(Problem): Output the full listing below exactly as it reads, and skip anything that is a picture.

Figure dataset records:
## BEGIN
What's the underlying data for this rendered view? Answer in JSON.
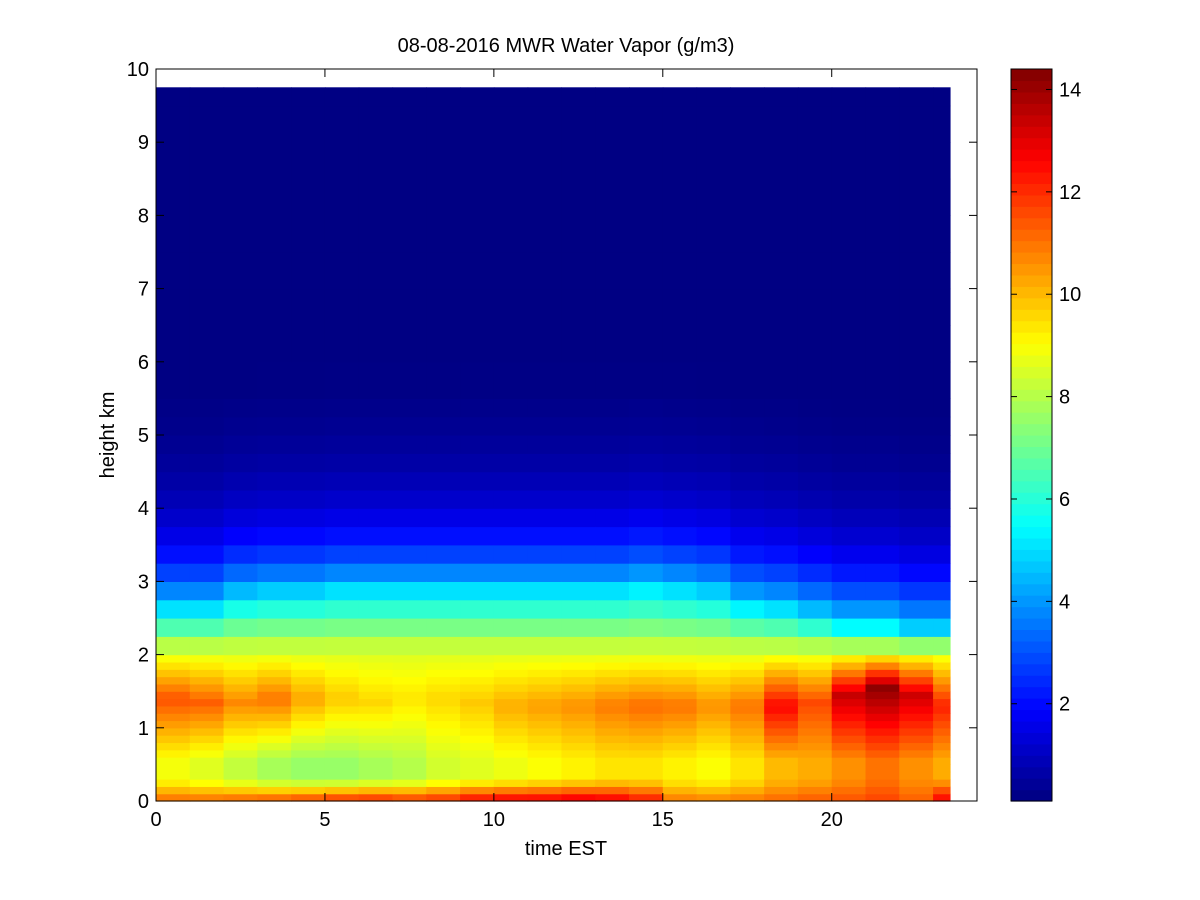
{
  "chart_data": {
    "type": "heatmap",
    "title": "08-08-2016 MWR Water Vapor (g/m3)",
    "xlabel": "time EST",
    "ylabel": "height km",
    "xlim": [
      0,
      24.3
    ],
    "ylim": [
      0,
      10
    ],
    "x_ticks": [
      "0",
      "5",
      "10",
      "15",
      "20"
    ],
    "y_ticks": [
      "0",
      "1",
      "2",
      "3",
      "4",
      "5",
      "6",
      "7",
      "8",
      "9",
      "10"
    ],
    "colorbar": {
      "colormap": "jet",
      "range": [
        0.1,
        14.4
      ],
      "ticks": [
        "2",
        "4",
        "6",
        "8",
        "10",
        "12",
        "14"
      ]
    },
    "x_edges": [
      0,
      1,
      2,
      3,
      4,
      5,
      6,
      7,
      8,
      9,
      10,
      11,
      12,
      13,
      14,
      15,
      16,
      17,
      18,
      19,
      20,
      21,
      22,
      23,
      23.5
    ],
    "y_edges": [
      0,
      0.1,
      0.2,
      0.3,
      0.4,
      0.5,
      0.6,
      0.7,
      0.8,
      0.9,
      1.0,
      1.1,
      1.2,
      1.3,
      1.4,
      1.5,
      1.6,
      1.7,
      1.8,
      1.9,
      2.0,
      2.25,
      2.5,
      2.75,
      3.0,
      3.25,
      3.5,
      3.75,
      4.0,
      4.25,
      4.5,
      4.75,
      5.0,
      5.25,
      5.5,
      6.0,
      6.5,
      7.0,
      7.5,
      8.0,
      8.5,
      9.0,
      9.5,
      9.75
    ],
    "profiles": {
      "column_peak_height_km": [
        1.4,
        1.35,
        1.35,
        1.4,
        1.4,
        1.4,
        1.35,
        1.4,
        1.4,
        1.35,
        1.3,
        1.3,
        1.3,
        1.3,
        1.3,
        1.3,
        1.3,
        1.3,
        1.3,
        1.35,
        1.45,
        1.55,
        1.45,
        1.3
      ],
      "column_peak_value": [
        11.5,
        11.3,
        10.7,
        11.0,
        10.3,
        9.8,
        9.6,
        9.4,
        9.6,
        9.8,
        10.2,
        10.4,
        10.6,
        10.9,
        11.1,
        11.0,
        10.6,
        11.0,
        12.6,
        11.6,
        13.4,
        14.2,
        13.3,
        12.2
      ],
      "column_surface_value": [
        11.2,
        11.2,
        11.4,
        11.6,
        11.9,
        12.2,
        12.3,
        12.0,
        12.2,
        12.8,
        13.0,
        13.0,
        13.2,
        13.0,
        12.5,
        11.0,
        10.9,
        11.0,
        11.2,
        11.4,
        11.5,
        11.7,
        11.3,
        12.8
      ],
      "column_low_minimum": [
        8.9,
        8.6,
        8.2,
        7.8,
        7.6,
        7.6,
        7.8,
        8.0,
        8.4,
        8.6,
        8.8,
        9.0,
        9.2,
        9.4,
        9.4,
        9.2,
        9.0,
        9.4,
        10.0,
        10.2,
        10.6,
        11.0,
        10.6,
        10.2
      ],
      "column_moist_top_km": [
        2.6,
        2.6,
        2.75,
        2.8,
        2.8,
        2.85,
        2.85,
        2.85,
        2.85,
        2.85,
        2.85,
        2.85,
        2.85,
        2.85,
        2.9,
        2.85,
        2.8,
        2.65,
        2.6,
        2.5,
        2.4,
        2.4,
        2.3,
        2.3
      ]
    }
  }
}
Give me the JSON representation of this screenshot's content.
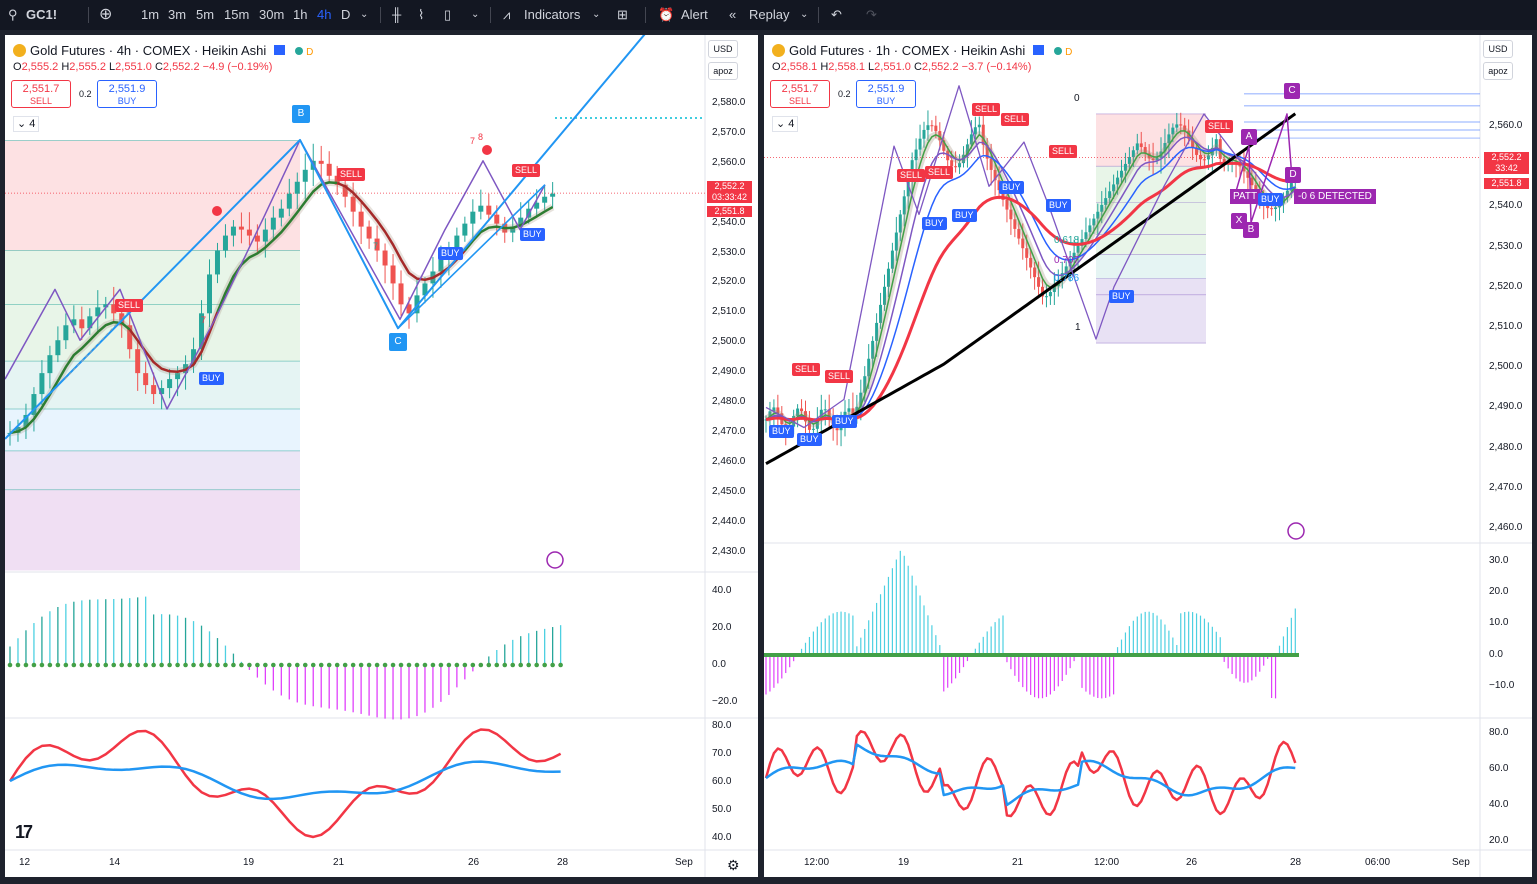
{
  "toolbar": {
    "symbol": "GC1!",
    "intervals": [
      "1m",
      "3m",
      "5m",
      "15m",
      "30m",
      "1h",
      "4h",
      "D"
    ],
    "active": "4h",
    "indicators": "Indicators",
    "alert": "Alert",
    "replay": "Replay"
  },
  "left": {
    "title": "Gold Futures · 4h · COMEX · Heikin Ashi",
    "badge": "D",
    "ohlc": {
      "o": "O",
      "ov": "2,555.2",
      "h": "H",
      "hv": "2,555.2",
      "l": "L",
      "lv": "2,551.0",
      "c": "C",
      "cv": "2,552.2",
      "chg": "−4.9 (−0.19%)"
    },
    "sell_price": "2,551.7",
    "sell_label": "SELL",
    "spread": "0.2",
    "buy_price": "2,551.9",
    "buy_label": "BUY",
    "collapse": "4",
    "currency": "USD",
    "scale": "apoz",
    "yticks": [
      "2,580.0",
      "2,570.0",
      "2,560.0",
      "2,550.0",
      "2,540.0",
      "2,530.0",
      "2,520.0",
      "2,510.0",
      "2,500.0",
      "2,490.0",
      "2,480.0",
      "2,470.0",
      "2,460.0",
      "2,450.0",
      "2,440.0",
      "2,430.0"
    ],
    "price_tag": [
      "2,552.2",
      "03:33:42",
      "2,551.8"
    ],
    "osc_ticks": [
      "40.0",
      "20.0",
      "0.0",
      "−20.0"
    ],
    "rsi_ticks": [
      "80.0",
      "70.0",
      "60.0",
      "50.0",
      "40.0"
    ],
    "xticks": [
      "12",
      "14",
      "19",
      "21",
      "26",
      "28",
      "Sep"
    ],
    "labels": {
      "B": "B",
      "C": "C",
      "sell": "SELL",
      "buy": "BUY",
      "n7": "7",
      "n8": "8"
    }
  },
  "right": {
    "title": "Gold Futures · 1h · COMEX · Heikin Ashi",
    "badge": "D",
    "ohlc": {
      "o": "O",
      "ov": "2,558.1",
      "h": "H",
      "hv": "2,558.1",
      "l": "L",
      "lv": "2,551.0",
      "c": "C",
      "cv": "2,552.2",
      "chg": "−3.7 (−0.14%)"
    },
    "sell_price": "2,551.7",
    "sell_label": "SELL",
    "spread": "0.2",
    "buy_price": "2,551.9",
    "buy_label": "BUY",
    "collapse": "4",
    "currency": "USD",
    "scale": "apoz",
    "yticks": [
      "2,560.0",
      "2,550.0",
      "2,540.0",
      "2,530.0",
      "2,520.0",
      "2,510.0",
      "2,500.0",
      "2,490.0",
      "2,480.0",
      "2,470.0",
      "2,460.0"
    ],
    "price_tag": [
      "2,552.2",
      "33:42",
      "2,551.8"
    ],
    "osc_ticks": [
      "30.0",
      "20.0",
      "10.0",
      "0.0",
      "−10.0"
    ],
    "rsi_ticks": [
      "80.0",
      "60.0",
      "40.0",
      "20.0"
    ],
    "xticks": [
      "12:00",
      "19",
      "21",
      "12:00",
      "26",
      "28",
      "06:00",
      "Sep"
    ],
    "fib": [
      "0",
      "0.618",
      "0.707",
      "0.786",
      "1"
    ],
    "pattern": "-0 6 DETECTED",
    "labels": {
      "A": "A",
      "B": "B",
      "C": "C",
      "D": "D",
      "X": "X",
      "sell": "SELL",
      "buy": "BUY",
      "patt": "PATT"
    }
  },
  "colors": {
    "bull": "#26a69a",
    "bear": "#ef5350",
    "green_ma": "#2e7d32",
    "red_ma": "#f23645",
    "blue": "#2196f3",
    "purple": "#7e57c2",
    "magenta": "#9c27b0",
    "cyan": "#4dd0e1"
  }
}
## END
(Answer):
What's the underlying data for this rendered view? Answer in JSON.
{
  "chart_data": {
    "type": "heatmap",
    "title": "08-08-2016 MWR Water Vapor (g/m3)",
    "xlabel": "time EST",
    "ylabel": "height km",
    "xlim": [
      0,
      24.3
    ],
    "ylim": [
      0,
      10
    ],
    "x_ticks": [
      "0",
      "5",
      "10",
      "15",
      "20"
    ],
    "y_ticks": [
      "0",
      "1",
      "2",
      "3",
      "4",
      "5",
      "6",
      "7",
      "8",
      "9",
      "10"
    ],
    "colorbar": {
      "colormap": "jet",
      "range": [
        0.1,
        14.4
      ],
      "ticks": [
        "2",
        "4",
        "6",
        "8",
        "10",
        "12",
        "14"
      ]
    },
    "x_edges": [
      0,
      1,
      2,
      3,
      4,
      5,
      6,
      7,
      8,
      9,
      10,
      11,
      12,
      13,
      14,
      15,
      16,
      17,
      18,
      19,
      20,
      21,
      22,
      23,
      23.5
    ],
    "y_edges": [
      0,
      0.1,
      0.2,
      0.3,
      0.4,
      0.5,
      0.6,
      0.7,
      0.8,
      0.9,
      1.0,
      1.1,
      1.2,
      1.3,
      1.4,
      1.5,
      1.6,
      1.7,
      1.8,
      1.9,
      2.0,
      2.25,
      2.5,
      2.75,
      3.0,
      3.25,
      3.5,
      3.75,
      4.0,
      4.25,
      4.5,
      4.75,
      5.0,
      5.25,
      5.5,
      6.0,
      6.5,
      7.0,
      7.5,
      8.0,
      8.5,
      9.0,
      9.5,
      9.75
    ],
    "profiles": {
      "column_peak_height_km": [
        1.4,
        1.35,
        1.35,
        1.4,
        1.4,
        1.4,
        1.35,
        1.4,
        1.4,
        1.35,
        1.3,
        1.3,
        1.3,
        1.3,
        1.3,
        1.3,
        1.3,
        1.3,
        1.3,
        1.35,
        1.45,
        1.55,
        1.45,
        1.3
      ],
      "column_peak_value": [
        11.5,
        11.3,
        10.7,
        11.0,
        10.3,
        9.8,
        9.6,
        9.4,
        9.6,
        9.8,
        10.2,
        10.4,
        10.6,
        10.9,
        11.1,
        11.0,
        10.6,
        11.0,
        12.6,
        11.6,
        13.4,
        14.2,
        13.3,
        12.2
      ],
      "column_surface_value": [
        11.2,
        11.2,
        11.4,
        11.6,
        11.9,
        12.2,
        12.3,
        12.0,
        12.2,
        12.8,
        13.0,
        13.0,
        13.2,
        13.0,
        12.5,
        11.0,
        10.9,
        11.0,
        11.2,
        11.4,
        11.5,
        11.7,
        11.3,
        12.8
      ],
      "column_low_minimum": [
        8.9,
        8.6,
        8.2,
        7.8,
        7.6,
        7.6,
        7.8,
        8.0,
        8.4,
        8.6,
        8.8,
        9.0,
        9.2,
        9.4,
        9.4,
        9.2,
        9.0,
        9.4,
        10.0,
        10.2,
        10.6,
        11.0,
        10.6,
        10.2
      ],
      "column_moist_top_km": [
        2.6,
        2.6,
        2.75,
        2.8,
        2.8,
        2.85,
        2.85,
        2.85,
        2.85,
        2.85,
        2.85,
        2.85,
        2.85,
        2.85,
        2.9,
        2.85,
        2.8,
        2.65,
        2.6,
        2.5,
        2.4,
        2.4,
        2.3,
        2.3
      ]
    }
  }
}
Give me the JSON representation of this screenshot's content.
{
  "toolbar": {
    "symbol": "GC1!",
    "intervals": [
      "1m",
      "3m",
      "5m",
      "15m",
      "30m",
      "1h",
      "4h",
      "D"
    ],
    "active": "4h",
    "indicators": "Indicators",
    "alert": "Alert",
    "replay": "Replay"
  },
  "left": {
    "title": "Gold Futures · 4h · COMEX · Heikin Ashi",
    "badge": "D",
    "ohlc": {
      "o": "O",
      "ov": "2,555.2",
      "h": "H",
      "hv": "2,555.2",
      "l": "L",
      "lv": "2,551.0",
      "c": "C",
      "cv": "2,552.2",
      "chg": "−4.9 (−0.19%)"
    },
    "sell_price": "2,551.7",
    "sell_label": "SELL",
    "spread": "0.2",
    "buy_price": "2,551.9",
    "buy_label": "BUY",
    "collapse": "4",
    "currency": "USD",
    "scale": "apoz",
    "yticks": [
      "2,580.0",
      "2,570.0",
      "2,560.0",
      "2,550.0",
      "2,540.0",
      "2,530.0",
      "2,520.0",
      "2,510.0",
      "2,500.0",
      "2,490.0",
      "2,480.0",
      "2,470.0",
      "2,460.0",
      "2,450.0",
      "2,440.0",
      "2,430.0"
    ],
    "price_tag": [
      "2,552.2",
      "03:33:42",
      "2,551.8"
    ],
    "osc_ticks": [
      "40.0",
      "20.0",
      "0.0",
      "−20.0"
    ],
    "rsi_ticks": [
      "80.0",
      "70.0",
      "60.0",
      "50.0",
      "40.0"
    ],
    "xticks": [
      "12",
      "14",
      "19",
      "21",
      "26",
      "28",
      "Sep"
    ],
    "labels": {
      "B": "B",
      "C": "C",
      "sell": "SELL",
      "buy": "BUY",
      "n7": "7",
      "n8": "8"
    }
  },
  "right": {
    "title": "Gold Futures · 1h · COMEX · Heikin Ashi",
    "badge": "D",
    "ohlc": {
      "o": "O",
      "ov": "2,558.1",
      "h": "H",
      "hv": "2,558.1",
      "l": "L",
      "lv": "2,551.0",
      "c": "C",
      "cv": "2,552.2",
      "chg": "−3.7 (−0.14%)"
    },
    "sell_price": "2,551.7",
    "sell_label": "SELL",
    "spread": "0.2",
    "buy_price": "2,551.9",
    "buy_label": "BUY",
    "collapse": "4",
    "currency": "USD",
    "scale": "apoz",
    "yticks": [
      "2,560.0",
      "2,550.0",
      "2,540.0",
      "2,530.0",
      "2,520.0",
      "2,510.0",
      "2,500.0",
      "2,490.0",
      "2,480.0",
      "2,470.0",
      "2,460.0"
    ],
    "price_tag": [
      "2,552.2",
      "33:42",
      "2,551.8"
    ],
    "osc_ticks": [
      "30.0",
      "20.0",
      "10.0",
      "0.0",
      "−10.0"
    ],
    "rsi_ticks": [
      "80.0",
      "60.0",
      "40.0",
      "20.0"
    ],
    "xticks": [
      "12:00",
      "19",
      "21",
      "12:00",
      "26",
      "28",
      "06:00",
      "Sep"
    ],
    "fib": [
      "0",
      "0.618",
      "0.707",
      "0.786",
      "1"
    ],
    "pattern": "-0 6 DETECTED",
    "labels": {
      "A": "A",
      "B": "B",
      "C": "C",
      "D": "D",
      "X": "X",
      "sell": "SELL",
      "buy": "BUY",
      "patt": "PATT"
    }
  },
  "colors": {
    "bull": "#26a69a",
    "bear": "#ef5350",
    "green_ma": "#2e7d32",
    "red_ma": "#f23645",
    "blue": "#2196f3",
    "purple": "#7e57c2",
    "magenta": "#9c27b0",
    "cyan": "#4dd0e1"
  }
}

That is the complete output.